__Problem requirements__:
Search the listing for "screenshot" and copy every line where it appears.

__Entries supplied__:
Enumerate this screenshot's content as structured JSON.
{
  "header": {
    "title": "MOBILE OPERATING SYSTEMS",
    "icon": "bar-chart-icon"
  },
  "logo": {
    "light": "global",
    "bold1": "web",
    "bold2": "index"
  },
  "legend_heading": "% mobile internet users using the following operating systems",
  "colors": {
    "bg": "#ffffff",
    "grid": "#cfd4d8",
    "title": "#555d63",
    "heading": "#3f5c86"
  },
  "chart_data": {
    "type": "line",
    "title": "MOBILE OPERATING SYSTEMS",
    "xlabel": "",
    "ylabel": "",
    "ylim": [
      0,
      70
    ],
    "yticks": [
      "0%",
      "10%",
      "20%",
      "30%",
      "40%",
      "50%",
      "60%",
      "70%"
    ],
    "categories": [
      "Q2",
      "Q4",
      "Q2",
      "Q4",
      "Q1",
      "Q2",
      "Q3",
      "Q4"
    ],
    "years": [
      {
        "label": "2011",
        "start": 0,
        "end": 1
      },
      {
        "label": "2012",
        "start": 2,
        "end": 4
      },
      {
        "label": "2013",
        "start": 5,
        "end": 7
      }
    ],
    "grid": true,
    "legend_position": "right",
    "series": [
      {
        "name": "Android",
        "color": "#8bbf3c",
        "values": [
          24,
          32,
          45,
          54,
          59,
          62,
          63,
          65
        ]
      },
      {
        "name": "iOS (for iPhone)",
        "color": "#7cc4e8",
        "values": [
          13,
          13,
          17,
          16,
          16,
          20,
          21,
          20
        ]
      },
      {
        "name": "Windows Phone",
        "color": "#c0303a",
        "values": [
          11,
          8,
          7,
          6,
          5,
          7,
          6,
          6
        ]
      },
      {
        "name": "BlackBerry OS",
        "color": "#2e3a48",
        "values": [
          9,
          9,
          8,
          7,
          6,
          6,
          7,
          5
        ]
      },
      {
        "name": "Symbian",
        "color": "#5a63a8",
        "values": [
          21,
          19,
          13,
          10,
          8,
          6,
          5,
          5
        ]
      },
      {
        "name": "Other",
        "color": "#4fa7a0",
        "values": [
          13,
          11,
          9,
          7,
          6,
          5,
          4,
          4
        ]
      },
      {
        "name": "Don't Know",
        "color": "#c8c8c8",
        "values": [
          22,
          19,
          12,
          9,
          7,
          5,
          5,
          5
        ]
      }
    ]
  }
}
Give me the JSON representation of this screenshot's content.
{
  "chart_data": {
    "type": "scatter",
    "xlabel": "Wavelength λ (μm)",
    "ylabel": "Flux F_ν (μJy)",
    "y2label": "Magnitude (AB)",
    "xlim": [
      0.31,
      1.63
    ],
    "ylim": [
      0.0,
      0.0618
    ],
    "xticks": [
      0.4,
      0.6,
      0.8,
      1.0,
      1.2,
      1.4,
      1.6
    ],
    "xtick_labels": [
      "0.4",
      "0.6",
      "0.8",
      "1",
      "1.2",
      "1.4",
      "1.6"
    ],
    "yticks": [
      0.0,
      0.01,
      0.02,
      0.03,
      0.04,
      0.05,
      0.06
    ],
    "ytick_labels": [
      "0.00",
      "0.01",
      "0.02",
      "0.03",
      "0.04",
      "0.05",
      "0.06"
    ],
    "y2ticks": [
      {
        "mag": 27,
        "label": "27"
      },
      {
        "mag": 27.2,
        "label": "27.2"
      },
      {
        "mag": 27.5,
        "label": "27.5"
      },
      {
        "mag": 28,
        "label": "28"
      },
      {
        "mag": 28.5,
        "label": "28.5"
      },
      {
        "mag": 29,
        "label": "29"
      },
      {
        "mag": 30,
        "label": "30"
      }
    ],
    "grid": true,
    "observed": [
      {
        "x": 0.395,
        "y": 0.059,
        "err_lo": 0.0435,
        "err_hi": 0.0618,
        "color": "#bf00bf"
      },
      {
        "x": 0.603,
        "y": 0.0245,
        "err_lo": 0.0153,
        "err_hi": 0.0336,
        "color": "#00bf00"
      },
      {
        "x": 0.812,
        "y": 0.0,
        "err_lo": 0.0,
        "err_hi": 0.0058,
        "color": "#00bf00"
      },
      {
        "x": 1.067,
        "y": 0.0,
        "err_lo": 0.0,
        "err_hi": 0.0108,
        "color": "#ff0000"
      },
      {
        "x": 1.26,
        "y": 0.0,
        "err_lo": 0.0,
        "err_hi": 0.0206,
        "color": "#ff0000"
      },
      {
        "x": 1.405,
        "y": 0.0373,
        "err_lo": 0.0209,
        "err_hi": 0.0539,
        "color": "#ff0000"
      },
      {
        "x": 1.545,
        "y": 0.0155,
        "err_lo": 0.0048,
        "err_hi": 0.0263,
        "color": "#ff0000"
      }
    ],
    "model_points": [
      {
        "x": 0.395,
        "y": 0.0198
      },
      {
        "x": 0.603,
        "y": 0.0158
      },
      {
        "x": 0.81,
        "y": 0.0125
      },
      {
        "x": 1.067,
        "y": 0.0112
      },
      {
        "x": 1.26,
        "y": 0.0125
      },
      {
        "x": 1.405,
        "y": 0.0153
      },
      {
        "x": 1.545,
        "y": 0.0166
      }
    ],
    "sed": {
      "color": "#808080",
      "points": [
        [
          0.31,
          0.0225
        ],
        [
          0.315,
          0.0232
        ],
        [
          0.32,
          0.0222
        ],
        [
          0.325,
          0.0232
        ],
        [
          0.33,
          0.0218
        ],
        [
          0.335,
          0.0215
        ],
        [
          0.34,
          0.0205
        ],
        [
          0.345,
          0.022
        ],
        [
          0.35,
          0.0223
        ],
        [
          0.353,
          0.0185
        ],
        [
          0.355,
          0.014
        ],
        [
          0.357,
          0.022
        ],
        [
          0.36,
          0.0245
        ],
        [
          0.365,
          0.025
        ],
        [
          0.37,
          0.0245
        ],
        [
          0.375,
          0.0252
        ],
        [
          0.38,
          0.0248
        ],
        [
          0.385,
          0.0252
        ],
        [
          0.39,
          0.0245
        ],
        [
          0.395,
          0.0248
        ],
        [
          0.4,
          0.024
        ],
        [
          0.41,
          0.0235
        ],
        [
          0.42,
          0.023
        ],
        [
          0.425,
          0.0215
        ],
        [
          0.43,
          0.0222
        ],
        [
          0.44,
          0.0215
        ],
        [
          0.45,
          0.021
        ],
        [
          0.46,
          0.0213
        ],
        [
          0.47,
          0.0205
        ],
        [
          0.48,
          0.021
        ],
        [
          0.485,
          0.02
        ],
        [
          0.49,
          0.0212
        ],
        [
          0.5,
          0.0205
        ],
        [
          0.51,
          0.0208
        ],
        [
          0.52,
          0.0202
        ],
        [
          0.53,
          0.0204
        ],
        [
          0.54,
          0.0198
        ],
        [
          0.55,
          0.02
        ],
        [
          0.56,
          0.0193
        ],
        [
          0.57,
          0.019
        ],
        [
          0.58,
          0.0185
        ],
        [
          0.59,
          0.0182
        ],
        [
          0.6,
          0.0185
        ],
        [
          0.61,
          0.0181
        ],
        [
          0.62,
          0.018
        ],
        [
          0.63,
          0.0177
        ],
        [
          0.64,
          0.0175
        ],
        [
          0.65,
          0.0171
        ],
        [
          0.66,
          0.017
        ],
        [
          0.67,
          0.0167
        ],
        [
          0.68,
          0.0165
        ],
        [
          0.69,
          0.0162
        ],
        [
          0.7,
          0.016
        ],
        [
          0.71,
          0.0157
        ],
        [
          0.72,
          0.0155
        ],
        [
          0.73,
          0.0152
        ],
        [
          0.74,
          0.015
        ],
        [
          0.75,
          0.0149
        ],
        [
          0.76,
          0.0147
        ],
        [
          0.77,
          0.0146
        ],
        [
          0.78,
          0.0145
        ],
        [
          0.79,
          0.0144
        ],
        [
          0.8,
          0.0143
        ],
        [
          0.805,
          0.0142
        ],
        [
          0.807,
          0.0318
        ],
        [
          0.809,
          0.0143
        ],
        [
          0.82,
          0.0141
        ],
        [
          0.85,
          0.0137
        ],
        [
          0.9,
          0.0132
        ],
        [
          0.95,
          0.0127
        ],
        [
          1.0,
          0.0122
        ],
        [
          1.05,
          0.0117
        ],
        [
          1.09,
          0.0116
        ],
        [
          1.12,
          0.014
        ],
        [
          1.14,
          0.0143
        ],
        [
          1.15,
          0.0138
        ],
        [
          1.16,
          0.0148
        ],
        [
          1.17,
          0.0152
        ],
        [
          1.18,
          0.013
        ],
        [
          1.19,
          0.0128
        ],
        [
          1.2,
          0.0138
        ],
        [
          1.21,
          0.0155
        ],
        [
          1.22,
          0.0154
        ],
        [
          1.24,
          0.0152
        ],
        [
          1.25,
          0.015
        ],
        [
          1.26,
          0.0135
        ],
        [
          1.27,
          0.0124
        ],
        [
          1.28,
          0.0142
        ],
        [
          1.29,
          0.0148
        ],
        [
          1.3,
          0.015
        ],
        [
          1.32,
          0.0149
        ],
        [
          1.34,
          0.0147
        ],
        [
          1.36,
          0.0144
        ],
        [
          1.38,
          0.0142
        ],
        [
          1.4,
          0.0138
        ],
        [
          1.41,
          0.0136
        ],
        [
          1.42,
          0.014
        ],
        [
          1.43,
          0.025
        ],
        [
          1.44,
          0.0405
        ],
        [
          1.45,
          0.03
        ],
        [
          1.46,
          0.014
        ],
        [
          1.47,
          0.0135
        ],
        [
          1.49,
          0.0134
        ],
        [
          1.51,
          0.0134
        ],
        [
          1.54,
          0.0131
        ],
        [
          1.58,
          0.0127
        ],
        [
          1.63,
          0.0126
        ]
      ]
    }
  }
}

__Result below__:
Enumerate this screenshot's content as structured JSON.
Give me the JSON representation of this screenshot's content.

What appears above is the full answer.